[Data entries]
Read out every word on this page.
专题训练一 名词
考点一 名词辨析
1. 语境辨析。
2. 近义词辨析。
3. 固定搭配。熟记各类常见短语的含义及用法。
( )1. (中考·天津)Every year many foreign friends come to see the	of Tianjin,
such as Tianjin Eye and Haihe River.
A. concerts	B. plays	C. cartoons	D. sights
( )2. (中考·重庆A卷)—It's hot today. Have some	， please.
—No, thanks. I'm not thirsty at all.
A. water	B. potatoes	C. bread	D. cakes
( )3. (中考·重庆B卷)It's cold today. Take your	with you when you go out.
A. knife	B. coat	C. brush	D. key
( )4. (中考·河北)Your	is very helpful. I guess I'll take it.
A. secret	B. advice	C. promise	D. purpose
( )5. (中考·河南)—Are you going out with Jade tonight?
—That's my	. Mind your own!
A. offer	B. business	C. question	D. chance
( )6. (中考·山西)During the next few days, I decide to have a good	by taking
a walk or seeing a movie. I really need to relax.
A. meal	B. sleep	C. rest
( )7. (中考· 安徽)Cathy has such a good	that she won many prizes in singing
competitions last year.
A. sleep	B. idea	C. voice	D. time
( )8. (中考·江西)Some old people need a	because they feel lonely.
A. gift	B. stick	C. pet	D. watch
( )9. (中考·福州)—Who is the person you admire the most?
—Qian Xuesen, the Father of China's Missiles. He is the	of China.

### Your instructions:
Make an exact copy of every entry.

### Answer to this task:
Read out every word on this page.
专题训练一 名词
考点一 名词辨析
1. 语境辨析。
2. 近义词辨析。
3. 固定搭配。熟记各类常见短语的含义及用法。
( )1. (中考·天津)Every year many foreign friends come to see the	of Tianjin,
such as Tianjin Eye and Haihe River.
A. concerts	B. plays	C. cartoons	D. sights
( )2. (中考·重庆A卷)—It's hot today. Have some	， please.
—No, thanks. I'm not thirsty at all.
A. water	B. potatoes	C. bread	D. cakes
( )3. (中考·重庆B卷)It's cold today. Take your	with you when you go out.
A. knife	B. coat	C. brush	D. key
( )4. (中考·河北)Your	is very helpful. I guess I'll take it.
A. secret	B. advice	C. promise	D. purpose
( )5. (中考·河南)—Are you going out with Jade tonight?
—That's my	. Mind your own!
A. offer	B. business	C. question	D. chance
( )6. (中考·山西)During the next few days, I decide to have a good	by taking
a walk or seeing a movie. I really need to relax.
A. meal	B. sleep	C. rest
( )7. (中考· 安徽)Cathy has such a good	that she won many prizes in singing
competitions last year.
A. sleep	B. idea	C. voice	D. time
( )8. (中考·江西)Some old people need a	because they feel lonely.
A. gift	B. stick	C. pet	D. watch
( )9. (中考·福州)—Who is the person you admire the most?
—Qian Xuesen, the Father of China's Missiles. He is the	of China.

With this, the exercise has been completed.